>> start Available data

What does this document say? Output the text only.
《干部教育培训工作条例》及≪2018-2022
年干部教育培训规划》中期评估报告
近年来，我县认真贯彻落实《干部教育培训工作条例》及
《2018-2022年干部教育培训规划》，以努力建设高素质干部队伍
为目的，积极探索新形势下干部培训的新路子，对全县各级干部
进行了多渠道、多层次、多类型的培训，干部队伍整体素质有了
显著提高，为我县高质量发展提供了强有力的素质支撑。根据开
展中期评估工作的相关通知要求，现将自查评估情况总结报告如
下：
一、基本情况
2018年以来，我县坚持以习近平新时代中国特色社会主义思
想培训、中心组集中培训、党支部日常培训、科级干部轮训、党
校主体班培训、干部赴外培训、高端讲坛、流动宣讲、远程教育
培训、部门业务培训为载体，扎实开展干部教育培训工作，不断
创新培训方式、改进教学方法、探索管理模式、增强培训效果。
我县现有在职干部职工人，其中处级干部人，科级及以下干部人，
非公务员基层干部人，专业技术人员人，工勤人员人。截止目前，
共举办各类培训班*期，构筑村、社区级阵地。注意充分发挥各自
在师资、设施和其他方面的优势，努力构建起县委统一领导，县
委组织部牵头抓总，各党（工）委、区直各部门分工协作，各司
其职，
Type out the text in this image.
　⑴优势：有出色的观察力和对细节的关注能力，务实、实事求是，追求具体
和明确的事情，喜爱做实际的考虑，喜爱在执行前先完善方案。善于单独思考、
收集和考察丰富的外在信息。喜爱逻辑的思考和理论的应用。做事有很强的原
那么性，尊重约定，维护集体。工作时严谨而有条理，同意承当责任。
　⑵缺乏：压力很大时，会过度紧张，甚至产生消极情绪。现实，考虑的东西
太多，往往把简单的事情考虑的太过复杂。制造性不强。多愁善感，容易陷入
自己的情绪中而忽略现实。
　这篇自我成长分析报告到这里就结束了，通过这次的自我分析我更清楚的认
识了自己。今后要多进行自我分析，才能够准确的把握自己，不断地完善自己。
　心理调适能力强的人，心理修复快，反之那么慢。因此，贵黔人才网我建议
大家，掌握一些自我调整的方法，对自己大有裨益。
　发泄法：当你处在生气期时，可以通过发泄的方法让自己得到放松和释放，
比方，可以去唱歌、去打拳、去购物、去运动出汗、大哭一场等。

>> end Available data

Stated task
List the lines of the entries that include "text".

Written answer
What does this document say? Output the text only.
Type out the text in this image.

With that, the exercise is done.